§ **What needs to be done**
Each entry below is to be written out exactly, and the pictures are to be left out.
....................
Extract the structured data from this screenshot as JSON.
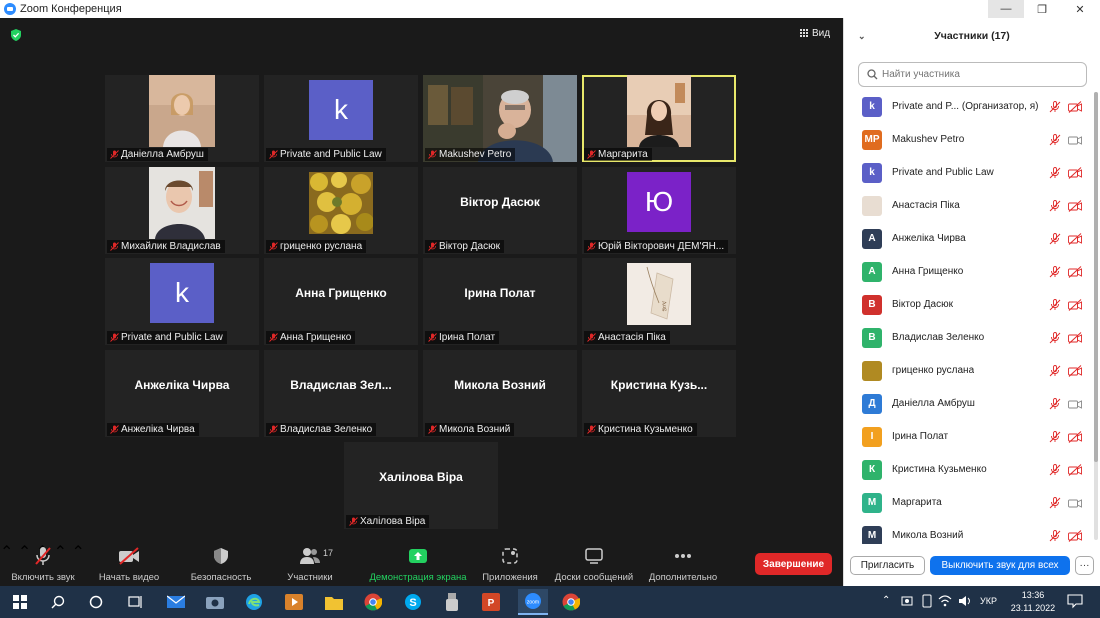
{
  "window": {
    "title": "Zoom Конференция",
    "min": "—",
    "max": "❐",
    "close": "✕"
  },
  "meeting": {
    "view_label": "Вид",
    "tiles": [
      {
        "name": "Даніелла Амбруш",
        "kind": "photo",
        "photo": "woman"
      },
      {
        "name": "Private and Public Law",
        "kind": "avatar",
        "letter": "k",
        "color": "#5b5fc7"
      },
      {
        "name": "Makushev Petro",
        "kind": "photo",
        "photo": "man"
      },
      {
        "name": "Маргарита",
        "kind": "photo",
        "photo": "girl",
        "active": true
      },
      {
        "name": "Михайлик Владислав",
        "kind": "photo",
        "photo": "boy"
      },
      {
        "name": "гриценко руслана",
        "kind": "photo",
        "photo": "leaves"
      },
      {
        "name": "Віктор Дасюк",
        "kind": "text",
        "big": "Віктор Дасюк"
      },
      {
        "name": "Юрій Вікторович ДЕМ'ЯН...",
        "kind": "avatar",
        "letter": "Ю",
        "color": "#7b22c8"
      },
      {
        "name": "Private and Public Law",
        "kind": "avatar",
        "letter": "k",
        "color": "#5b5fc7"
      },
      {
        "name": "Анна Грищенко",
        "kind": "text",
        "big": "Анна Грищенко"
      },
      {
        "name": "Ірина Полат",
        "kind": "text",
        "big": "Ірина Полат"
      },
      {
        "name": "Анастасія Піка",
        "kind": "photo",
        "photo": "card"
      },
      {
        "name": "Анжеліка Чирва",
        "kind": "text",
        "big": "Анжеліка Чирва"
      },
      {
        "name": "Владислав Зеленко",
        "kind": "text",
        "big": "Владислав  Зел..."
      },
      {
        "name": "Микола Возний",
        "kind": "text",
        "big": "Микола Возний"
      },
      {
        "name": "Кристина Кузьменко",
        "kind": "text",
        "big": "Кристина  Кузь..."
      },
      {
        "name": "Халілова Віра",
        "kind": "text",
        "big": "Халілова Віра"
      }
    ]
  },
  "toolbar": {
    "unmute": "Включить звук",
    "start_video": "Начать видео",
    "security": "Безопасность",
    "participants": "Участники",
    "participants_count": "17",
    "share": "Демонстрация экрана",
    "apps": "Приложения",
    "whiteboards": "Доски сообщений",
    "more": "Дополнительно",
    "end": "Завершение"
  },
  "panel": {
    "title": "Участники (17)",
    "search_placeholder": "Найти участника",
    "participants": [
      {
        "initials": "k",
        "name": "Private and P... (Организатор, я)",
        "color": "#5b5fc7",
        "cam": "off"
      },
      {
        "initials": "MP",
        "name": "Makushev Petro",
        "color": "#e06c1f",
        "cam": "on"
      },
      {
        "initials": "k",
        "name": "Private and Public Law",
        "color": "#5b5fc7",
        "cam": "off"
      },
      {
        "initials": "",
        "name": "Анастасія Піка",
        "color": "#e8ddd2",
        "cam": "off"
      },
      {
        "initials": "А",
        "name": "Анжеліка Чирва",
        "color": "#2f3e57",
        "cam": "off"
      },
      {
        "initials": "А",
        "name": "Анна Грищенко",
        "color": "#2fb36b",
        "cam": "off"
      },
      {
        "initials": "В",
        "name": "Віктор Дасюк",
        "color": "#d0312d",
        "cam": "off"
      },
      {
        "initials": "В",
        "name": "Владислав Зеленко",
        "color": "#2fb36b",
        "cam": "off"
      },
      {
        "initials": "",
        "name": "гриценко руслана",
        "color": "#b08a22",
        "cam": "off"
      },
      {
        "initials": "Д",
        "name": "Даніелла Амбруш",
        "color": "#2e7bd6",
        "cam": "on"
      },
      {
        "initials": "І",
        "name": "Ірина Полат",
        "color": "#f2a01f",
        "cam": "off"
      },
      {
        "initials": "К",
        "name": "Кристина Кузьменко",
        "color": "#2fb36b",
        "cam": "off"
      },
      {
        "initials": "М",
        "name": "Маргарита",
        "color": "#2fb38a",
        "cam": "on"
      },
      {
        "initials": "М",
        "name": "Микола Возний",
        "color": "#2f3e57",
        "cam": "off"
      }
    ],
    "invite": "Пригласить",
    "mute_all": "Выключить звук для всех",
    "more": "···"
  },
  "taskbar": {
    "lang": "УКР",
    "time": "13:36",
    "date": "23.11.2022"
  }
}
....................
§ **Response to this exercise**
Extract the structured data from this screenshot as JSON.
{
  "window": {
    "title": "Zoom Конференция",
    "min": "—",
    "max": "❐",
    "close": "✕"
  },
  "meeting": {
    "view_label": "Вид",
    "tiles": [
      {
        "name": "Даніелла Амбруш",
        "kind": "photo",
        "photo": "woman"
      },
      {
        "name": "Private and Public Law",
        "kind": "avatar",
        "letter": "k",
        "color": "#5b5fc7"
      },
      {
        "name": "Makushev Petro",
        "kind": "photo",
        "photo": "man"
      },
      {
        "name": "Маргарита",
        "kind": "photo",
        "photo": "girl",
        "active": true
      },
      {
        "name": "Михайлик Владислав",
        "kind": "photo",
        "photo": "boy"
      },
      {
        "name": "гриценко руслана",
        "kind": "photo",
        "photo": "leaves"
      },
      {
        "name": "Віктор Дасюк",
        "kind": "text",
        "big": "Віктор Дасюк"
      },
      {
        "name": "Юрій Вікторович ДЕМ'ЯН...",
        "kind": "avatar",
        "letter": "Ю",
        "color": "#7b22c8"
      },
      {
        "name": "Private and Public Law",
        "kind": "avatar",
        "letter": "k",
        "color": "#5b5fc7"
      },
      {
        "name": "Анна Грищенко",
        "kind": "text",
        "big": "Анна Грищенко"
      },
      {
        "name": "Ірина Полат",
        "kind": "text",
        "big": "Ірина Полат"
      },
      {
        "name": "Анастасія Піка",
        "kind": "photo",
        "photo": "card"
      },
      {
        "name": "Анжеліка Чирва",
        "kind": "text",
        "big": "Анжеліка Чирва"
      },
      {
        "name": "Владислав Зеленко",
        "kind": "text",
        "big": "Владислав  Зел..."
      },
      {
        "name": "Микола Возний",
        "kind": "text",
        "big": "Микола Возний"
      },
      {
        "name": "Кристина Кузьменко",
        "kind": "text",
        "big": "Кристина  Кузь..."
      },
      {
        "name": "Халілова Віра",
        "kind": "text",
        "big": "Халілова Віра"
      }
    ]
  },
  "toolbar": {
    "unmute": "Включить звук",
    "start_video": "Начать видео",
    "security": "Безопасность",
    "participants": "Участники",
    "participants_count": "17",
    "share": "Демонстрация экрана",
    "apps": "Приложения",
    "whiteboards": "Доски сообщений",
    "more": "Дополнительно",
    "end": "Завершение"
  },
  "panel": {
    "title": "Участники (17)",
    "search_placeholder": "Найти участника",
    "participants": [
      {
        "initials": "k",
        "name": "Private and P... (Организатор, я)",
        "color": "#5b5fc7",
        "cam": "off"
      },
      {
        "initials": "MP",
        "name": "Makushev Petro",
        "color": "#e06c1f",
        "cam": "on"
      },
      {
        "initials": "k",
        "name": "Private and Public Law",
        "color": "#5b5fc7",
        "cam": "off"
      },
      {
        "initials": "",
        "name": "Анастасія Піка",
        "color": "#e8ddd2",
        "cam": "off"
      },
      {
        "initials": "А",
        "name": "Анжеліка Чирва",
        "color": "#2f3e57",
        "cam": "off"
      },
      {
        "initials": "А",
        "name": "Анна Грищенко",
        "color": "#2fb36b",
        "cam": "off"
      },
      {
        "initials": "В",
        "name": "Віктор Дасюк",
        "color": "#d0312d",
        "cam": "off"
      },
      {
        "initials": "В",
        "name": "Владислав Зеленко",
        "color": "#2fb36b",
        "cam": "off"
      },
      {
        "initials": "",
        "name": "гриценко руслана",
        "color": "#b08a22",
        "cam": "off"
      },
      {
        "initials": "Д",
        "name": "Даніелла Амбруш",
        "color": "#2e7bd6",
        "cam": "on"
      },
      {
        "initials": "І",
        "name": "Ірина Полат",
        "color": "#f2a01f",
        "cam": "off"
      },
      {
        "initials": "К",
        "name": "Кристина Кузьменко",
        "color": "#2fb36b",
        "cam": "off"
      },
      {
        "initials": "М",
        "name": "Маргарита",
        "color": "#2fb38a",
        "cam": "on"
      },
      {
        "initials": "М",
        "name": "Микола Возний",
        "color": "#2f3e57",
        "cam": "off"
      }
    ],
    "invite": "Пригласить",
    "mute_all": "Выключить звук для всех",
    "more": "···"
  },
  "taskbar": {
    "lang": "УКР",
    "time": "13:36",
    "date": "23.11.2022"
  }
}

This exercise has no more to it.